**Job**.
Pull every line that holds the word "zijn" from the entries.

**Collected data**.
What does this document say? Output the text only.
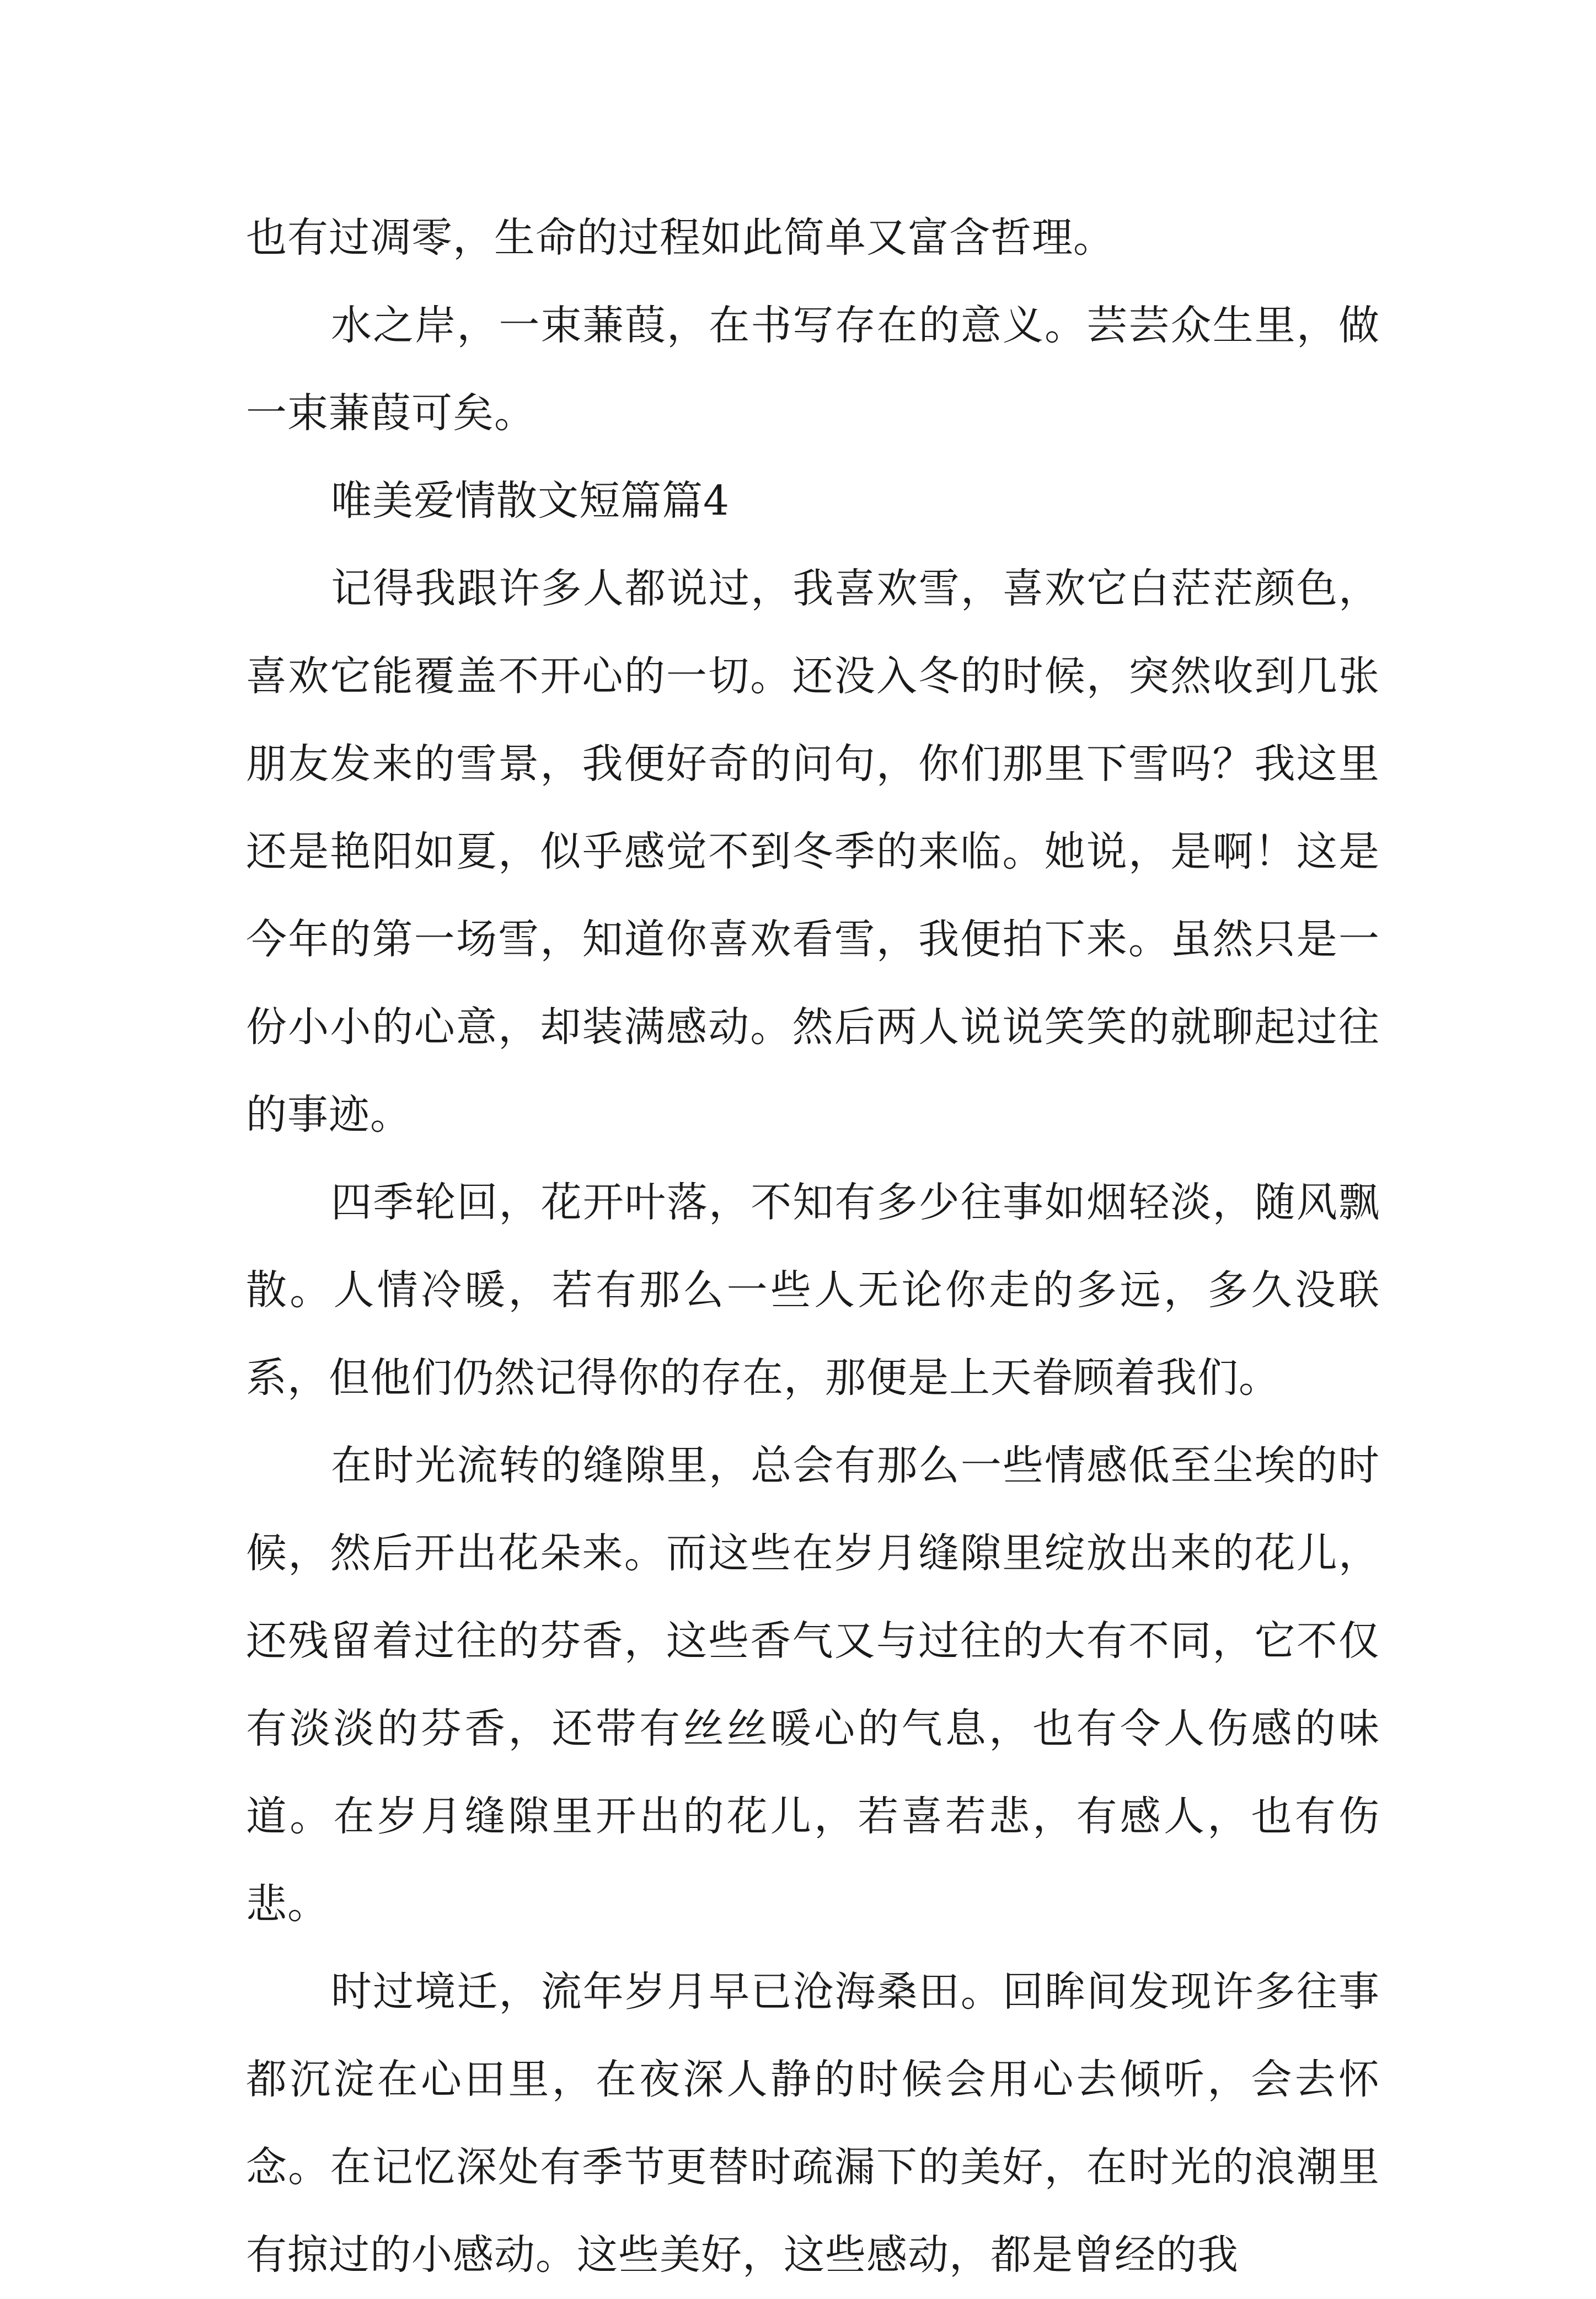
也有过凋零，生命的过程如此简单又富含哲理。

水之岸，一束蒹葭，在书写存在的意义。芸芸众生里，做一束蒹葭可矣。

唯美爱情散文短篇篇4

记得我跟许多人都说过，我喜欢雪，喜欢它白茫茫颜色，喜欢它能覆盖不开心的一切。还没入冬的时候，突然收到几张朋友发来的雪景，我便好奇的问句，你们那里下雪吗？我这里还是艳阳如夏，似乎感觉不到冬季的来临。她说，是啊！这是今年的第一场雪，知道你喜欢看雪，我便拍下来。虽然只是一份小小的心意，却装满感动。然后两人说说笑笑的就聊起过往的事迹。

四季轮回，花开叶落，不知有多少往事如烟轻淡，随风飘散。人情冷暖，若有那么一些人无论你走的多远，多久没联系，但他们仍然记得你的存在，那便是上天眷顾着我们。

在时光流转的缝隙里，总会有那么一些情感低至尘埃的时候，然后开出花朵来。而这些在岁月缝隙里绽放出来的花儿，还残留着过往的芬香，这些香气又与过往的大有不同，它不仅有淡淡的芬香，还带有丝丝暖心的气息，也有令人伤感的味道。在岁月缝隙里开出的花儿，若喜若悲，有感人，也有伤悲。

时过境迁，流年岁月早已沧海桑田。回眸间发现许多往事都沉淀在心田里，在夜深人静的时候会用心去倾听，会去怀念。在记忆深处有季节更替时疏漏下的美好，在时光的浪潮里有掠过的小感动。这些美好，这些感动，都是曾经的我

---

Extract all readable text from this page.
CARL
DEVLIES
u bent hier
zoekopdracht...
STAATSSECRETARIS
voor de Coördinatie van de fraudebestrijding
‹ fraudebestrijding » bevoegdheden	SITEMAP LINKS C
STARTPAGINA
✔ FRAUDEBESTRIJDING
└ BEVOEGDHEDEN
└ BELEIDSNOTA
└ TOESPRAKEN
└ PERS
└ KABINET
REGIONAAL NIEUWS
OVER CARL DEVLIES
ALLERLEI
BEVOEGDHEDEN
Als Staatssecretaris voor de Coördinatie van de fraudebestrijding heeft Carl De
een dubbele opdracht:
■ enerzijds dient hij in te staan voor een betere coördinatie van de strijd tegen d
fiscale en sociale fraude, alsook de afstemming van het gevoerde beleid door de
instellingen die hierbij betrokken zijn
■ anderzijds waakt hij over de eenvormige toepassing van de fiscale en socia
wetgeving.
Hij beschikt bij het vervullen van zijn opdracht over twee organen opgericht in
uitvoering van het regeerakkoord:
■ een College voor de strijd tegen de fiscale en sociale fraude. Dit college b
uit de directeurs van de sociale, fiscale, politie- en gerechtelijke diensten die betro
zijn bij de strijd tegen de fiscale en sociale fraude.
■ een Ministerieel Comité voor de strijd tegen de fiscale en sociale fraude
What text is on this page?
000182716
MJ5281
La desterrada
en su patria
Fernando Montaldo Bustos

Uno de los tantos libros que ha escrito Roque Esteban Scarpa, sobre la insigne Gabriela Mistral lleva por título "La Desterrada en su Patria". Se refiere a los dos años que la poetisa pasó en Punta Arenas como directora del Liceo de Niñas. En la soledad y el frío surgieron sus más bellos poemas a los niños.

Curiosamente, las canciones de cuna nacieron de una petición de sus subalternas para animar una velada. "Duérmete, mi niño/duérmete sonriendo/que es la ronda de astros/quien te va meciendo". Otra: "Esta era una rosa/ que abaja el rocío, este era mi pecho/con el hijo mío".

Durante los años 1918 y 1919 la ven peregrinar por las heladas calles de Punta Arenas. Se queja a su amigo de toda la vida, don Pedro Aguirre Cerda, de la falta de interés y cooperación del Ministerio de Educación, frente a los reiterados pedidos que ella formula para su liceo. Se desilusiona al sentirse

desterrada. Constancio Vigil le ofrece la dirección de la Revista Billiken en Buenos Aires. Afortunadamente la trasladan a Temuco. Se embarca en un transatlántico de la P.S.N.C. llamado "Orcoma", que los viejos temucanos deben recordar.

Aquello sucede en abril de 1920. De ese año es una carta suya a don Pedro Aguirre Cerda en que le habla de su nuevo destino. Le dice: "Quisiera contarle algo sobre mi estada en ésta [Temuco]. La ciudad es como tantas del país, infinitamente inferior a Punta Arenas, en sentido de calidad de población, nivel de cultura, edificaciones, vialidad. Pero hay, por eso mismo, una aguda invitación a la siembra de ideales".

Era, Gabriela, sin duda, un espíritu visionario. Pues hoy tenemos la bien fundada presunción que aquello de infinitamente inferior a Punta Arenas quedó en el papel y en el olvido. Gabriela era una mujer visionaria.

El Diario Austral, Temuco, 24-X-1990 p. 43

**Exercise response**.
instellingen die hierbij betrokken zijn
Hij beschikt bij het vervullen van zijn opdracht over twee organen opgericht in
zijn bij de strijd tegen de fiscale en sociale fraude.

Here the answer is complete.